SELECTED EXCERPT:
Architecting Efficient Multimodal Data Systems

Amine Mhebhbi - Polytechnique Montréal

Nov. 14, 2025, 2:30 p.m. - Nov. 14, 2025, 3:30 p.m.

ENGMD 279

Hosted by: Oana Balmau


Data management is undergoing a major shift from traditional monomodal data systems to multimodal ones. In monomodal settings, data of a single form, such as tables, graphs, or documents, is stored and queried declaratively. By contrast, new multimodal workloads are emerging with the rise of large language models (LLMs), modern data lakes, and the push toward automating enterprise processes. These workloads challenge conventional systems not only due to data heterogeneity but also because of the increasing scale of data and the need for higher query throughput.  In this talk, I will outline core principles of data system design applied to multimodal query processing. I will begin with graph data, which plays a central role in linking siloed datasets through relationship tables that can be queried declaratively. A central challenge here is managing the explosion of large intermediate results. Moving to multimodal query processing, I will present design considerations for systems that integrate foundation models. I will also highlight our work on semantic operators within relational data systems and discuss the optimizations required to make them practical and cost effective.

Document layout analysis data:
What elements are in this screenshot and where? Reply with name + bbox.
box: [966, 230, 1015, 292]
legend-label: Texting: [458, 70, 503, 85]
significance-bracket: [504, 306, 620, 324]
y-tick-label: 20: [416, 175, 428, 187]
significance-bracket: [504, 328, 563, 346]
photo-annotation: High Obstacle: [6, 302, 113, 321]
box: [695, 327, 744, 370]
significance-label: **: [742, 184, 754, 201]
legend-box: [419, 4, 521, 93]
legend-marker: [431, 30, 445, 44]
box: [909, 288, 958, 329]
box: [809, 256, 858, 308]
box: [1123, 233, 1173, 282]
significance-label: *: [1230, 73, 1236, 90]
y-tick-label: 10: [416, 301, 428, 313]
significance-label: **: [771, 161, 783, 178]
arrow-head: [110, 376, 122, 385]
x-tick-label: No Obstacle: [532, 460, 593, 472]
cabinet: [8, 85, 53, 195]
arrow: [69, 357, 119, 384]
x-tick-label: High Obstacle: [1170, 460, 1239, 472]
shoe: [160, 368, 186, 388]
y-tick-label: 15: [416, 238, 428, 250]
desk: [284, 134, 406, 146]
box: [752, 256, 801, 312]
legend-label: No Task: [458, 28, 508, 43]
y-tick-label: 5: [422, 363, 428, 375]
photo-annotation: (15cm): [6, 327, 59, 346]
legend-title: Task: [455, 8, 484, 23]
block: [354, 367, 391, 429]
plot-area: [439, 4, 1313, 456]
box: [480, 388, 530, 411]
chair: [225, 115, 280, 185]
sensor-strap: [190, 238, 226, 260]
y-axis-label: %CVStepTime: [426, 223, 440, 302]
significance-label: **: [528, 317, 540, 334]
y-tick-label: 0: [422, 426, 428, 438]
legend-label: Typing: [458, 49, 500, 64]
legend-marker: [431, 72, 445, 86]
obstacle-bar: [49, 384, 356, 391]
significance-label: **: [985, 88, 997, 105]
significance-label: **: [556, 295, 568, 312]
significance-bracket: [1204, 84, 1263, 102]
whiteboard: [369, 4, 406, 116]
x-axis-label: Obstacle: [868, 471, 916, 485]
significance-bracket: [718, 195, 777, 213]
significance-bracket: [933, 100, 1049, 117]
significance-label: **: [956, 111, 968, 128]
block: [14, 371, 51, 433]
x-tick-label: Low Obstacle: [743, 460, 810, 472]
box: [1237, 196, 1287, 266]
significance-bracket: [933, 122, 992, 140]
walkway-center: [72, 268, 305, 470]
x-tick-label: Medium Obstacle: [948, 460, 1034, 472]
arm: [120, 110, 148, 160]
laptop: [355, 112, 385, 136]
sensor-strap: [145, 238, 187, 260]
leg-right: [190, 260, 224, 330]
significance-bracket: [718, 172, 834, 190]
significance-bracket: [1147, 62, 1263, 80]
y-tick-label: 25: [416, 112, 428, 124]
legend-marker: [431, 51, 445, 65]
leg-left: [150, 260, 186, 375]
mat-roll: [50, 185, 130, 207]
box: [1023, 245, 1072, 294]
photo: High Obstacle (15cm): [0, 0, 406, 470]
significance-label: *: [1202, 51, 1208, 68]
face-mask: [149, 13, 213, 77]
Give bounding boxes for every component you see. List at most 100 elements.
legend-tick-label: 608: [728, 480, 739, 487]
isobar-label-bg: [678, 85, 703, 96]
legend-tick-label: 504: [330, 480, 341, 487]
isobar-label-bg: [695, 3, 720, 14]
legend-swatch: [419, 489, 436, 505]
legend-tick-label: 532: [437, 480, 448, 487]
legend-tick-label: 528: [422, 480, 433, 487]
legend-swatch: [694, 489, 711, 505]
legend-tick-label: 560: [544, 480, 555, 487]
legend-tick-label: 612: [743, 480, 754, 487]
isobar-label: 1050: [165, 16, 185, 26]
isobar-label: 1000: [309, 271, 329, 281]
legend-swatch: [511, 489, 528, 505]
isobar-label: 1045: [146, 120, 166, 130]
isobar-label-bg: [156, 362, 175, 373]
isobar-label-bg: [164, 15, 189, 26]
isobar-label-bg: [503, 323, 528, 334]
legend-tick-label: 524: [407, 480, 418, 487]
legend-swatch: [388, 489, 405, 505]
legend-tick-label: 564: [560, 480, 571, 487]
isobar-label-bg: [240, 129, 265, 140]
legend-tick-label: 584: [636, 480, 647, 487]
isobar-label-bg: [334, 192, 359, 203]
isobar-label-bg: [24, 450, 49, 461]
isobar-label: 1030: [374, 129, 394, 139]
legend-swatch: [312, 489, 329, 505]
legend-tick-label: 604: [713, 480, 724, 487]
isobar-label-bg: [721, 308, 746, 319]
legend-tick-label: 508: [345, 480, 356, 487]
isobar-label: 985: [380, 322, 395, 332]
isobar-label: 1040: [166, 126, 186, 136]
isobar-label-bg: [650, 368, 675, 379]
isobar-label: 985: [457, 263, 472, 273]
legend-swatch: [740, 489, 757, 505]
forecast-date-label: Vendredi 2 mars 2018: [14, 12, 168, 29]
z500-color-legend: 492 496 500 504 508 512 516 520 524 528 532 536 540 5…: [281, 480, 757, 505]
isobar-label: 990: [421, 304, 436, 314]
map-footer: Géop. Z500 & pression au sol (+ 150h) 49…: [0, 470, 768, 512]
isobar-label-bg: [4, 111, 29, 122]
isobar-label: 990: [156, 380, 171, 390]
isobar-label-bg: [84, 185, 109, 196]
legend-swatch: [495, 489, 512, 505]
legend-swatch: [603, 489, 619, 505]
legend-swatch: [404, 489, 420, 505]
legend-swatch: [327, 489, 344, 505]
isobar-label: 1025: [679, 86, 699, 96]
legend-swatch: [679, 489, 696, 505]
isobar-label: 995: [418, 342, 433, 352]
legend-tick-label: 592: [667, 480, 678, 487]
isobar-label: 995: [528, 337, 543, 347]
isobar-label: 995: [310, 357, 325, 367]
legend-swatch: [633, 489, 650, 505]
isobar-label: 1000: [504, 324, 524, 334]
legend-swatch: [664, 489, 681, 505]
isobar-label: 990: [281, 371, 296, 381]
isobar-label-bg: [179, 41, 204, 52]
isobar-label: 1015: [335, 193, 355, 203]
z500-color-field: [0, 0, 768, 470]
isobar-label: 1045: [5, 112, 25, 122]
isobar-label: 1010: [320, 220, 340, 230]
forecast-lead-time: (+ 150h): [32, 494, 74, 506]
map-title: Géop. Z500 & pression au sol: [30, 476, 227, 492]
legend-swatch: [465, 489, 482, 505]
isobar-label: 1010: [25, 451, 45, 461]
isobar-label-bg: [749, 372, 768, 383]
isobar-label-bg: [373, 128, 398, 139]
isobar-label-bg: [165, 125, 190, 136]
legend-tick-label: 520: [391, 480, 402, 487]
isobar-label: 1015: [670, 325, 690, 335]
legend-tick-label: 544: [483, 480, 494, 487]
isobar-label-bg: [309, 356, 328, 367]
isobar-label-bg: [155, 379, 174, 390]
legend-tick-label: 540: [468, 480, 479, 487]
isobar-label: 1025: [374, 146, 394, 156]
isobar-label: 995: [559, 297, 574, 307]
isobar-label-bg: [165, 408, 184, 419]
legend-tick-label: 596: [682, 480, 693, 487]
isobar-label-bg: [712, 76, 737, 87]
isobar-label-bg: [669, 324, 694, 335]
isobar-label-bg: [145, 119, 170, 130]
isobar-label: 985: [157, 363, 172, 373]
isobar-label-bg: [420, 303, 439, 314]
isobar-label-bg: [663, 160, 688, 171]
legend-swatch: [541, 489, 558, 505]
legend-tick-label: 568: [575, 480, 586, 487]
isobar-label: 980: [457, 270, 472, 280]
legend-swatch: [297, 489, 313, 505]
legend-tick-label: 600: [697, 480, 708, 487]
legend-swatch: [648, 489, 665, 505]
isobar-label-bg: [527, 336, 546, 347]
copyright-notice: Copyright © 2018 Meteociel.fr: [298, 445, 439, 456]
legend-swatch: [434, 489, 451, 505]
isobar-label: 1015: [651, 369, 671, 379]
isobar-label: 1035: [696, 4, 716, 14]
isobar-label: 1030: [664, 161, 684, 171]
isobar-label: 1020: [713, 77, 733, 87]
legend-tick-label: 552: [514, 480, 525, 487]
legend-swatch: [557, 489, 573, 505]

TASKS TO PERFORM:
1) Rewrite the paragraph of the talk announcement that begins "Data management is undergoing a major shift" as a shorter bulleted list that keeps its main facts.
2) Proceed with the talk announcement, starting right after its final sentence.

RESULTS:
1)
- Data management is moving from monomodal systems, which store and declaratively query a single form of data such as tables, graphs, or documents, to multimodal systems.
- New multimodal workloads are emerging with the rise of large language models (LLMs), modern data lakes, and the push to automate enterprise processes.
- These workloads challenge conventional systems through data heterogeneity, growing data scale, and the need for higher query throughput.
- The talk will outline core principles of data system design applied to multimodal query processing.
- It begins with graph data, which links siloed datasets through relationship tables that can be queried declaratively. The central challenge there is managing the explosion of large intermediate results.
- It then presents design considerations for systems that integrate foundation models.
- It also covers work on semantic operators within relational data systems and the optimizations needed to make them practical and cost effective.

2)
Amine Mhebhbi is an assistant professor at Polytechnique Montréal, where he leads the Data and AI Systems Group. His interests are in building and analyzing analytical data management systems; his work includes tackling performance considerations and debuggability, interface design, and data applications. Amine received his Ph.D. in 2023 from the University of Waterloo. His research has been awarded a VLDB best paper award, a Microsoft Ph.D. fellowship award, and the University of Waterloo's Computer Science distinguished dissertation award.